Supplied records:
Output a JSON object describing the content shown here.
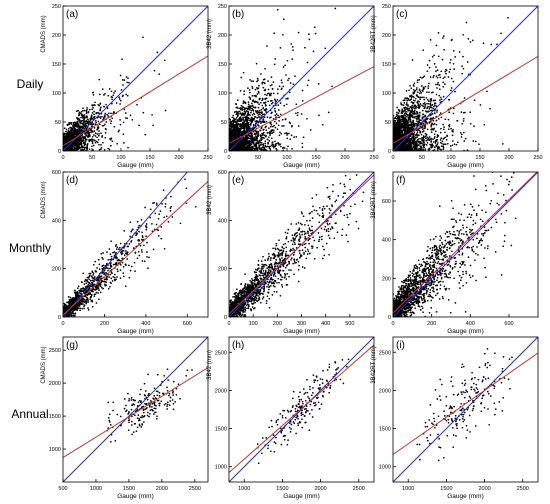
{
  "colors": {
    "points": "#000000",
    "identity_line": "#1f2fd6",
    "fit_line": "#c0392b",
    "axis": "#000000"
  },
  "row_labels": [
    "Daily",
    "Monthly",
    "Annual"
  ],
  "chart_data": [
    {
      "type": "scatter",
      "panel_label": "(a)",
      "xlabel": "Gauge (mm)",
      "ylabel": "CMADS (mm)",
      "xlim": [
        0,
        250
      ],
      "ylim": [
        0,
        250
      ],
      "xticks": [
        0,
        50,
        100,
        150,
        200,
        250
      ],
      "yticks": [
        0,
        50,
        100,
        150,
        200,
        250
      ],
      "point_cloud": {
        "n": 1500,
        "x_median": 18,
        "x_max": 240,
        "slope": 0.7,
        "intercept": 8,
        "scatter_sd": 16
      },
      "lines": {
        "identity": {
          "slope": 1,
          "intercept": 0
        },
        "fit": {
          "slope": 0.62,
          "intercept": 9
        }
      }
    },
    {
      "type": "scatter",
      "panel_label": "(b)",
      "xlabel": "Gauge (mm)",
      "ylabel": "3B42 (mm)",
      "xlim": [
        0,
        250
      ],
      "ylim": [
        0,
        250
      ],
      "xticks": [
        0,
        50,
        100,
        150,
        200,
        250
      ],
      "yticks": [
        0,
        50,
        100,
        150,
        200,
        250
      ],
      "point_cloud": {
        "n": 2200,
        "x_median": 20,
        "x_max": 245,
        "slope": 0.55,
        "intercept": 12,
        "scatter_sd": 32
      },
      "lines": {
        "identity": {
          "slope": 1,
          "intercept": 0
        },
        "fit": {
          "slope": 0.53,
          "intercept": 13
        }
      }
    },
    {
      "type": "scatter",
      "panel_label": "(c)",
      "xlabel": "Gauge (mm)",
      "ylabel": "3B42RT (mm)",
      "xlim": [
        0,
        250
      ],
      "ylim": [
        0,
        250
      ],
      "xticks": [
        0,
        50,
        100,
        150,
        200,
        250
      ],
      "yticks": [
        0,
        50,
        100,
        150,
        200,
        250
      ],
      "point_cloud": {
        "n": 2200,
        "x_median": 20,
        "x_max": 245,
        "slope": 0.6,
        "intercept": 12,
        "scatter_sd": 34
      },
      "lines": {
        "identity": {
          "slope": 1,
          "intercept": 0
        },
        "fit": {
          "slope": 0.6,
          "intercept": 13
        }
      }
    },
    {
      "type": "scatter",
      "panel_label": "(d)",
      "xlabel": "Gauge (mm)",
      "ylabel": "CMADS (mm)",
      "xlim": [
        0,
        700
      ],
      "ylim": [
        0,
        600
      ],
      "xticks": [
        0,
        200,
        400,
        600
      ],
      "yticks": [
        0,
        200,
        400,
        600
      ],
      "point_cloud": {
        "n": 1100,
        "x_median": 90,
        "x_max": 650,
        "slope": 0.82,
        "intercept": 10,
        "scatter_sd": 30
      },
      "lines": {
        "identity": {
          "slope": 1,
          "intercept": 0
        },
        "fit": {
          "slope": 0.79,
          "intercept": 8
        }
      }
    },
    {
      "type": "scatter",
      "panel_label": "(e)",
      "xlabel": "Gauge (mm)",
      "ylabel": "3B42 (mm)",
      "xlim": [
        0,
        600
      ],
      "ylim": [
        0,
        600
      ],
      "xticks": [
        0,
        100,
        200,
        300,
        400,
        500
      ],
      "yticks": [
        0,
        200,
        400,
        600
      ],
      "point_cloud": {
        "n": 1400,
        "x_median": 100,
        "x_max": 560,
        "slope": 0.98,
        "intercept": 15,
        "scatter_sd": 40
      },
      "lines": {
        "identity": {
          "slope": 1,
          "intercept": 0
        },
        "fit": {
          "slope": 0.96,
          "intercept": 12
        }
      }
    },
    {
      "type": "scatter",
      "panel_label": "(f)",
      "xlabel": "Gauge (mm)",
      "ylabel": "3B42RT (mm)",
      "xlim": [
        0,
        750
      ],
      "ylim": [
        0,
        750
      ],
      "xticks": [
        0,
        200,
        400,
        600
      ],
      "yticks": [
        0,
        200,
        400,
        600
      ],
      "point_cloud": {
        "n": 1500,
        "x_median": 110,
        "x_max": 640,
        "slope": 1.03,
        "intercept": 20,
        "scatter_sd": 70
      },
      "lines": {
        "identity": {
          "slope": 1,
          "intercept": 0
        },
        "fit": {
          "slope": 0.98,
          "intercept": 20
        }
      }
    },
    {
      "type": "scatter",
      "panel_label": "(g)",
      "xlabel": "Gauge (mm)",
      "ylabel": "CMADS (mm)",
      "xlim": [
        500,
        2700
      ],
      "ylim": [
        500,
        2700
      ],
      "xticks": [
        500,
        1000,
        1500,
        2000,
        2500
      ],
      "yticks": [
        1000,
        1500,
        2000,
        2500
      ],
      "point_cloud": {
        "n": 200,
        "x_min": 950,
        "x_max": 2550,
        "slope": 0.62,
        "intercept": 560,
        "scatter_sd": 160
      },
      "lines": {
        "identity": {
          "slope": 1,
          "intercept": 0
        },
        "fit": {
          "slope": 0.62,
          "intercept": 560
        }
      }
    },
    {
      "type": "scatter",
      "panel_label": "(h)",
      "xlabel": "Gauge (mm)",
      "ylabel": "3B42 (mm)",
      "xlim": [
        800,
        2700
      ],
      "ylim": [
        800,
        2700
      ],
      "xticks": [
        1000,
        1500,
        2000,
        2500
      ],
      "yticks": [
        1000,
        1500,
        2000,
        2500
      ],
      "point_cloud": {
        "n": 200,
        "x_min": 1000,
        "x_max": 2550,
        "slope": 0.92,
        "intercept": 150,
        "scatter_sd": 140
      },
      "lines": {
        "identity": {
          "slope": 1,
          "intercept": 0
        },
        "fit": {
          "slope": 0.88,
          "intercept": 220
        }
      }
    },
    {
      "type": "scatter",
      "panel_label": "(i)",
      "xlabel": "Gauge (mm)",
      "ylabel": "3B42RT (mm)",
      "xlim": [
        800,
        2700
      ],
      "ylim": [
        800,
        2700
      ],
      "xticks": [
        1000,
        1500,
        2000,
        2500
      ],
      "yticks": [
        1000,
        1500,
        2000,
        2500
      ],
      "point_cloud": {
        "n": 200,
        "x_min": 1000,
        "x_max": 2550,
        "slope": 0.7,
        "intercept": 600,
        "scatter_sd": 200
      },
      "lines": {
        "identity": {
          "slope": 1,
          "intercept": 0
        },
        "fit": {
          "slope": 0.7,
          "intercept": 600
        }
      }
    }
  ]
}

What is required:
Exclude all images and restate the records above word for word.

Task result:
Output a JSON object describing the content shown here.
{
  "colors": {
    "points": "#000000",
    "identity_line": "#1f2fd6",
    "fit_line": "#c0392b",
    "axis": "#000000"
  },
  "row_labels": [
    "Daily",
    "Monthly",
    "Annual"
  ],
  "chart_data": [
    {
      "type": "scatter",
      "panel_label": "(a)",
      "xlabel": "Gauge (mm)",
      "ylabel": "CMADS (mm)",
      "xlim": [
        0,
        250
      ],
      "ylim": [
        0,
        250
      ],
      "xticks": [
        0,
        50,
        100,
        150,
        200,
        250
      ],
      "yticks": [
        0,
        50,
        100,
        150,
        200,
        250
      ],
      "point_cloud": {
        "n": 1500,
        "x_median": 18,
        "x_max": 240,
        "slope": 0.7,
        "intercept": 8,
        "scatter_sd": 16
      },
      "lines": {
        "identity": {
          "slope": 1,
          "intercept": 0
        },
        "fit": {
          "slope": 0.62,
          "intercept": 9
        }
      }
    },
    {
      "type": "scatter",
      "panel_label": "(b)",
      "xlabel": "Gauge (mm)",
      "ylabel": "3B42 (mm)",
      "xlim": [
        0,
        250
      ],
      "ylim": [
        0,
        250
      ],
      "xticks": [
        0,
        50,
        100,
        150,
        200,
        250
      ],
      "yticks": [
        0,
        50,
        100,
        150,
        200,
        250
      ],
      "point_cloud": {
        "n": 2200,
        "x_median": 20,
        "x_max": 245,
        "slope": 0.55,
        "intercept": 12,
        "scatter_sd": 32
      },
      "lines": {
        "identity": {
          "slope": 1,
          "intercept": 0
        },
        "fit": {
          "slope": 0.53,
          "intercept": 13
        }
      }
    },
    {
      "type": "scatter",
      "panel_label": "(c)",
      "xlabel": "Gauge (mm)",
      "ylabel": "3B42RT (mm)",
      "xlim": [
        0,
        250
      ],
      "ylim": [
        0,
        250
      ],
      "xticks": [
        0,
        50,
        100,
        150,
        200,
        250
      ],
      "yticks": [
        0,
        50,
        100,
        150,
        200,
        250
      ],
      "point_cloud": {
        "n": 2200,
        "x_median": 20,
        "x_max": 245,
        "slope": 0.6,
        "intercept": 12,
        "scatter_sd": 34
      },
      "lines": {
        "identity": {
          "slope": 1,
          "intercept": 0
        },
        "fit": {
          "slope": 0.6,
          "intercept": 13
        }
      }
    },
    {
      "type": "scatter",
      "panel_label": "(d)",
      "xlabel": "Gauge (mm)",
      "ylabel": "CMADS (mm)",
      "xlim": [
        0,
        700
      ],
      "ylim": [
        0,
        600
      ],
      "xticks": [
        0,
        200,
        400,
        600
      ],
      "yticks": [
        0,
        200,
        400,
        600
      ],
      "point_cloud": {
        "n": 1100,
        "x_median": 90,
        "x_max": 650,
        "slope": 0.82,
        "intercept": 10,
        "scatter_sd": 30
      },
      "lines": {
        "identity": {
          "slope": 1,
          "intercept": 0
        },
        "fit": {
          "slope": 0.79,
          "intercept": 8
        }
      }
    },
    {
      "type": "scatter",
      "panel_label": "(e)",
      "xlabel": "Gauge (mm)",
      "ylabel": "3B42 (mm)",
      "xlim": [
        0,
        600
      ],
      "ylim": [
        0,
        600
      ],
      "xticks": [
        0,
        100,
        200,
        300,
        400,
        500
      ],
      "yticks": [
        0,
        200,
        400,
        600
      ],
      "point_cloud": {
        "n": 1400,
        "x_median": 100,
        "x_max": 560,
        "slope": 0.98,
        "intercept": 15,
        "scatter_sd": 40
      },
      "lines": {
        "identity": {
          "slope": 1,
          "intercept": 0
        },
        "fit": {
          "slope": 0.96,
          "intercept": 12
        }
      }
    },
    {
      "type": "scatter",
      "panel_label": "(f)",
      "xlabel": "Gauge (mm)",
      "ylabel": "3B42RT (mm)",
      "xlim": [
        0,
        750
      ],
      "ylim": [
        0,
        750
      ],
      "xticks": [
        0,
        200,
        400,
        600
      ],
      "yticks": [
        0,
        200,
        400,
        600
      ],
      "point_cloud": {
        "n": 1500,
        "x_median": 110,
        "x_max": 640,
        "slope": 1.03,
        "intercept": 20,
        "scatter_sd": 70
      },
      "lines": {
        "identity": {
          "slope": 1,
          "intercept": 0
        },
        "fit": {
          "slope": 0.98,
          "intercept": 20
        }
      }
    },
    {
      "type": "scatter",
      "panel_label": "(g)",
      "xlabel": "Gauge (mm)",
      "ylabel": "CMADS (mm)",
      "xlim": [
        500,
        2700
      ],
      "ylim": [
        500,
        2700
      ],
      "xticks": [
        500,
        1000,
        1500,
        2000,
        2500
      ],
      "yticks": [
        1000,
        1500,
        2000,
        2500
      ],
      "point_cloud": {
        "n": 200,
        "x_min": 950,
        "x_max": 2550,
        "slope": 0.62,
        "intercept": 560,
        "scatter_sd": 160
      },
      "lines": {
        "identity": {
          "slope": 1,
          "intercept": 0
        },
        "fit": {
          "slope": 0.62,
          "intercept": 560
        }
      }
    },
    {
      "type": "scatter",
      "panel_label": "(h)",
      "xlabel": "Gauge (mm)",
      "ylabel": "3B42 (mm)",
      "xlim": [
        800,
        2700
      ],
      "ylim": [
        800,
        2700
      ],
      "xticks": [
        1000,
        1500,
        2000,
        2500
      ],
      "yticks": [
        1000,
        1500,
        2000,
        2500
      ],
      "point_cloud": {
        "n": 200,
        "x_min": 1000,
        "x_max": 2550,
        "slope": 0.92,
        "intercept": 150,
        "scatter_sd": 140
      },
      "lines": {
        "identity": {
          "slope": 1,
          "intercept": 0
        },
        "fit": {
          "slope": 0.88,
          "intercept": 220
        }
      }
    },
    {
      "type": "scatter",
      "panel_label": "(i)",
      "xlabel": "Gauge (mm)",
      "ylabel": "3B42RT (mm)",
      "xlim": [
        800,
        2700
      ],
      "ylim": [
        800,
        2700
      ],
      "xticks": [
        1000,
        1500,
        2000,
        2500
      ],
      "yticks": [
        1000,
        1500,
        2000,
        2500
      ],
      "point_cloud": {
        "n": 200,
        "x_min": 1000,
        "x_max": 2550,
        "slope": 0.7,
        "intercept": 600,
        "scatter_sd": 200
      },
      "lines": {
        "identity": {
          "slope": 1,
          "intercept": 0
        },
        "fit": {
          "slope": 0.7,
          "intercept": 600
        }
      }
    }
  ]
}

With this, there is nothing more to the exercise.